───── DATASET CONTENT ─────

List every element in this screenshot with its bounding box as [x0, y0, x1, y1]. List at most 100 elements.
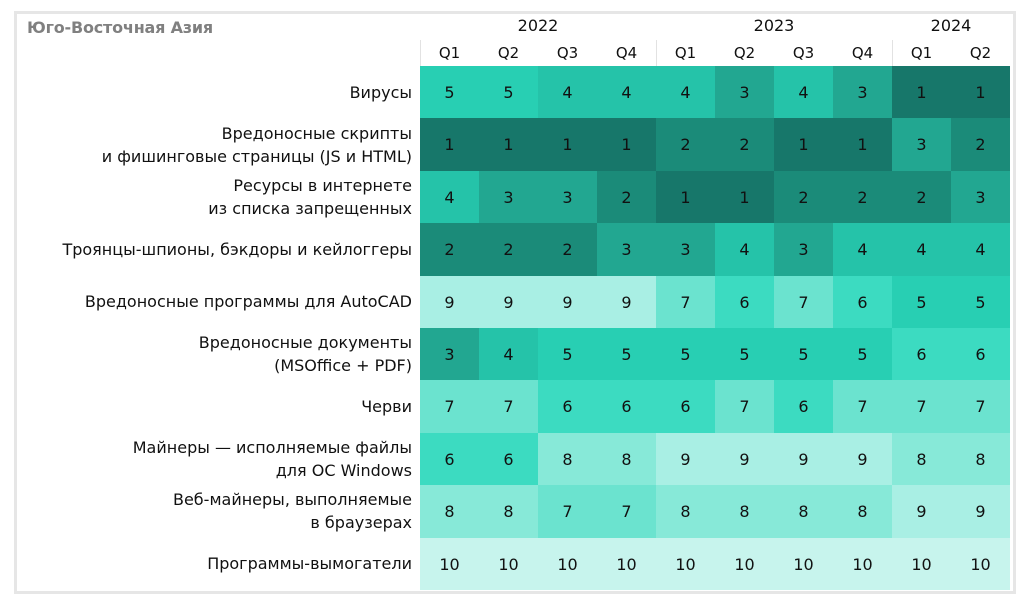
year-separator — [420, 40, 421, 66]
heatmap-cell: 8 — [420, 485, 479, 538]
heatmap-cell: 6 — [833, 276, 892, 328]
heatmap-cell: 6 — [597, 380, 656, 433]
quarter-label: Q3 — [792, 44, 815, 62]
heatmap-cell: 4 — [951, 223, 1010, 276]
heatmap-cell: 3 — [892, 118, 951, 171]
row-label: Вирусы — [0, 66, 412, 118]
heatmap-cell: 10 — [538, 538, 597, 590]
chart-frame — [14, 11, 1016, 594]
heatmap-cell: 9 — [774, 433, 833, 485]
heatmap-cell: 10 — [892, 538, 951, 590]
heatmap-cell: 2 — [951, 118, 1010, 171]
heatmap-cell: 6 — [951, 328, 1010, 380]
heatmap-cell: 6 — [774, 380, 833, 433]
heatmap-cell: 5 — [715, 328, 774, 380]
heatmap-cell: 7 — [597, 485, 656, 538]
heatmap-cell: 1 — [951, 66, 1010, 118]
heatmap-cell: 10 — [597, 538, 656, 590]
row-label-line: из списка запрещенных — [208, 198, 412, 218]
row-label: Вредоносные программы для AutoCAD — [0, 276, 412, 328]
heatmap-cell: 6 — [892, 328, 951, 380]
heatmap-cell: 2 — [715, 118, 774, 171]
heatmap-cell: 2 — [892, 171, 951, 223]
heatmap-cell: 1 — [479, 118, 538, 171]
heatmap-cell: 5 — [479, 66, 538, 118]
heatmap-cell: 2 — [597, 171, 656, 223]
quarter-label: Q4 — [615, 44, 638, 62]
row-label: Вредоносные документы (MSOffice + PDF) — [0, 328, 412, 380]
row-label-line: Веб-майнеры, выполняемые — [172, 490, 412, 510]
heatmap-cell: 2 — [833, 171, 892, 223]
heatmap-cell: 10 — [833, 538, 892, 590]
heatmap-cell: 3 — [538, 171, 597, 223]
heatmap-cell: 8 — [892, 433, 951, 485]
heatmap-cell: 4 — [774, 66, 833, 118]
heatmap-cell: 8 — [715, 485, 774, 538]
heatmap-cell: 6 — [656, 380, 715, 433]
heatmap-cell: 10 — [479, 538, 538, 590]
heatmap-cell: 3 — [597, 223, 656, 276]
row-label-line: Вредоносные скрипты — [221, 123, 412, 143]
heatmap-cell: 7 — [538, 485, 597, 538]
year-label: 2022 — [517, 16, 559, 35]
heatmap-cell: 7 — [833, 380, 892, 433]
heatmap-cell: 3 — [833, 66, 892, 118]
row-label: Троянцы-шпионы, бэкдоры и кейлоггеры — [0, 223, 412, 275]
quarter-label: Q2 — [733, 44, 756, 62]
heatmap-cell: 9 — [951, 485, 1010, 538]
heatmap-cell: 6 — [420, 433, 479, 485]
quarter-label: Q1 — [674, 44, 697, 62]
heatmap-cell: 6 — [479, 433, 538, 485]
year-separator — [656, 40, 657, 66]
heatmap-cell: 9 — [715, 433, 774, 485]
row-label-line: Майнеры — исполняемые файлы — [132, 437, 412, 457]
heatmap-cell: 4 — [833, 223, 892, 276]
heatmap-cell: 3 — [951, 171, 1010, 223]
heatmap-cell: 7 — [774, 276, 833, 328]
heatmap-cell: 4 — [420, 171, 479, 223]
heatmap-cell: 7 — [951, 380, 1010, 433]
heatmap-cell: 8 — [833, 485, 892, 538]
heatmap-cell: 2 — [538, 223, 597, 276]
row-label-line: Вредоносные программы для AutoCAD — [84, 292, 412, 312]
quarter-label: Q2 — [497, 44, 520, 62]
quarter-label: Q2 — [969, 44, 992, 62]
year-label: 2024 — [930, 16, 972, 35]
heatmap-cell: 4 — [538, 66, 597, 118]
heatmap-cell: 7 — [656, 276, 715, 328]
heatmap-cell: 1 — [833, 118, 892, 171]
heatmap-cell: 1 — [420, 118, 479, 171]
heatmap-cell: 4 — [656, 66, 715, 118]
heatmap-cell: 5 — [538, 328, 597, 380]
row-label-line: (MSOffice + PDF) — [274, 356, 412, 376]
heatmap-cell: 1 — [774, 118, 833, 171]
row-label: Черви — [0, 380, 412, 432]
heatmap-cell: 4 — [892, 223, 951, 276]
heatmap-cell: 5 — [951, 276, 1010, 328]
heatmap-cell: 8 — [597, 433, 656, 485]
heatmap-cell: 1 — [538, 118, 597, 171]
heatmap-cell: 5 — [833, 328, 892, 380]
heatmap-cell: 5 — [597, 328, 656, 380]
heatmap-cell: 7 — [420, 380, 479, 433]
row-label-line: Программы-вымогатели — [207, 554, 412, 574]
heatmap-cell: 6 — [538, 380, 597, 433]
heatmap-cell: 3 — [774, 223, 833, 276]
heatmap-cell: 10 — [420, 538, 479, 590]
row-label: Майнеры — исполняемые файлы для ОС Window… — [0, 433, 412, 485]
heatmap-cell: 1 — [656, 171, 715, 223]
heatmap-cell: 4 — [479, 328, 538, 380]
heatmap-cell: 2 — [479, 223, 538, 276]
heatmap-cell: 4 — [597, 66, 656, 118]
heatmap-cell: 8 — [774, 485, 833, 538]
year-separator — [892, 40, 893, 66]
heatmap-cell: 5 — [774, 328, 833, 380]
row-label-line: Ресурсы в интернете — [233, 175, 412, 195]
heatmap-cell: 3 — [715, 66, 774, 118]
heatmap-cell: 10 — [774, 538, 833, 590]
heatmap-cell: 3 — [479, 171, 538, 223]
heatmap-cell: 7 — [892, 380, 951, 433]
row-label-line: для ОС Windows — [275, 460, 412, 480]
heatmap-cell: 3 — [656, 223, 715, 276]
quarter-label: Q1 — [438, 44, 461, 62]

─────

◆ PROBLEM TO WORK ON
Update the lines above by replacing "screenshot" with "image" and leaving everything else unchanged. Omit the pictures from your answer.

◆ ANSWER TO THIS TASK
List every element in this image with its bounding box as [x0, y0, x1, y1]. List at most 100 elements.
year-separator — [420, 40, 421, 66]
heatmap-cell: 8 — [420, 485, 479, 538]
heatmap-cell: 6 — [833, 276, 892, 328]
heatmap-cell: 6 — [597, 380, 656, 433]
quarter-label: Q3 — [792, 44, 815, 62]
heatmap-cell: 4 — [951, 223, 1010, 276]
heatmap-cell: 3 — [892, 118, 951, 171]
row-label: Вирусы — [0, 66, 412, 118]
heatmap-cell: 10 — [538, 538, 597, 590]
chart-frame — [14, 11, 1016, 594]
heatmap-cell: 9 — [774, 433, 833, 485]
heatmap-cell: 10 — [892, 538, 951, 590]
heatmap-cell: 2 — [951, 118, 1010, 171]
heatmap-cell: 6 — [951, 328, 1010, 380]
heatmap-cell: 6 — [774, 380, 833, 433]
heatmap-cell: 5 — [715, 328, 774, 380]
heatmap-cell: 7 — [597, 485, 656, 538]
heatmap-cell: 1 — [951, 66, 1010, 118]
heatmap-cell: 10 — [597, 538, 656, 590]
row-label-line: из списка запрещенных — [208, 198, 412, 218]
row-label: Вредоносные программы для AutoCAD — [0, 276, 412, 328]
heatmap-cell: 6 — [892, 328, 951, 380]
heatmap-cell: 2 — [715, 118, 774, 171]
heatmap-cell: 2 — [892, 171, 951, 223]
heatmap-cell: 1 — [479, 118, 538, 171]
heatmap-cell: 5 — [479, 66, 538, 118]
heatmap-cell: 2 — [597, 171, 656, 223]
quarter-label: Q4 — [615, 44, 638, 62]
row-label: Вредоносные документы (MSOffice + PDF) — [0, 328, 412, 380]
row-label-line: Веб-майнеры, выполняемые — [172, 490, 412, 510]
heatmap-cell: 2 — [833, 171, 892, 223]
heatmap-cell: 10 — [833, 538, 892, 590]
heatmap-cell: 3 — [538, 171, 597, 223]
heatmap-cell: 8 — [892, 433, 951, 485]
heatmap-cell: 4 — [774, 66, 833, 118]
heatmap-cell: 8 — [715, 485, 774, 538]
heatmap-cell: 6 — [656, 380, 715, 433]
heatmap-cell: 10 — [479, 538, 538, 590]
heatmap-cell: 3 — [597, 223, 656, 276]
row-label-line: Вредоносные скрипты — [221, 123, 412, 143]
heatmap-cell: 7 — [538, 485, 597, 538]
year-label: 2022 — [517, 16, 559, 35]
heatmap-cell: 7 — [833, 380, 892, 433]
heatmap-cell: 3 — [833, 66, 892, 118]
row-label: Троянцы-шпионы, бэкдоры и кейлоггеры — [0, 223, 412, 275]
quarter-label: Q2 — [733, 44, 756, 62]
heatmap-cell: 9 — [951, 485, 1010, 538]
heatmap-cell: 6 — [420, 433, 479, 485]
quarter-label: Q1 — [674, 44, 697, 62]
heatmap-cell: 6 — [479, 433, 538, 485]
year-separator — [656, 40, 657, 66]
heatmap-cell: 9 — [715, 433, 774, 485]
row-label-line: Майнеры — исполняемые файлы — [132, 437, 412, 457]
heatmap-cell: 4 — [833, 223, 892, 276]
heatmap-cell: 3 — [951, 171, 1010, 223]
heatmap-cell: 7 — [774, 276, 833, 328]
heatmap-cell: 4 — [420, 171, 479, 223]
heatmap-cell: 7 — [951, 380, 1010, 433]
heatmap-cell: 8 — [833, 485, 892, 538]
heatmap-cell: 2 — [538, 223, 597, 276]
row-label-line: Вредоносные программы для AutoCAD — [84, 292, 412, 312]
quarter-label: Q2 — [497, 44, 520, 62]
quarter-label: Q2 — [969, 44, 992, 62]
year-label: 2024 — [930, 16, 972, 35]
heatmap-cell: 4 — [538, 66, 597, 118]
heatmap-cell: 7 — [656, 276, 715, 328]
heatmap-cell: 1 — [833, 118, 892, 171]
heatmap-cell: 1 — [420, 118, 479, 171]
heatmap-cell: 4 — [656, 66, 715, 118]
heatmap-cell: 5 — [538, 328, 597, 380]
row-label-line: (MSOffice + PDF) — [274, 356, 412, 376]
heatmap-cell: 1 — [774, 118, 833, 171]
row-label: Черви — [0, 380, 412, 432]
heatmap-cell: 4 — [892, 223, 951, 276]
heatmap-cell: 5 — [951, 276, 1010, 328]
heatmap-cell: 8 — [597, 433, 656, 485]
heatmap-cell: 1 — [538, 118, 597, 171]
heatmap-cell: 5 — [833, 328, 892, 380]
heatmap-cell: 5 — [597, 328, 656, 380]
heatmap-cell: 7 — [420, 380, 479, 433]
row-label-line: Программы-вымогатели — [207, 554, 412, 574]
heatmap-cell: 6 — [538, 380, 597, 433]
heatmap-cell: 3 — [774, 223, 833, 276]
heatmap-cell: 10 — [420, 538, 479, 590]
row-label: Майнеры — исполняемые файлы для ОС Window… — [0, 433, 412, 485]
heatmap-cell: 1 — [656, 171, 715, 223]
heatmap-cell: 4 — [479, 328, 538, 380]
heatmap-cell: 2 — [479, 223, 538, 276]
heatmap-cell: 4 — [597, 66, 656, 118]
heatmap-cell: 8 — [774, 485, 833, 538]
year-separator — [892, 40, 893, 66]
heatmap-cell: 5 — [774, 328, 833, 380]
row-label-line: Ресурсы в интернете — [233, 175, 412, 195]
heatmap-cell: 3 — [715, 66, 774, 118]
heatmap-cell: 10 — [774, 538, 833, 590]
heatmap-cell: 3 — [479, 171, 538, 223]
heatmap-cell: 7 — [892, 380, 951, 433]
row-label-line: для ОС Windows — [275, 460, 412, 480]
heatmap-cell: 3 — [656, 223, 715, 276]
quarter-label: Q1 — [438, 44, 461, 62]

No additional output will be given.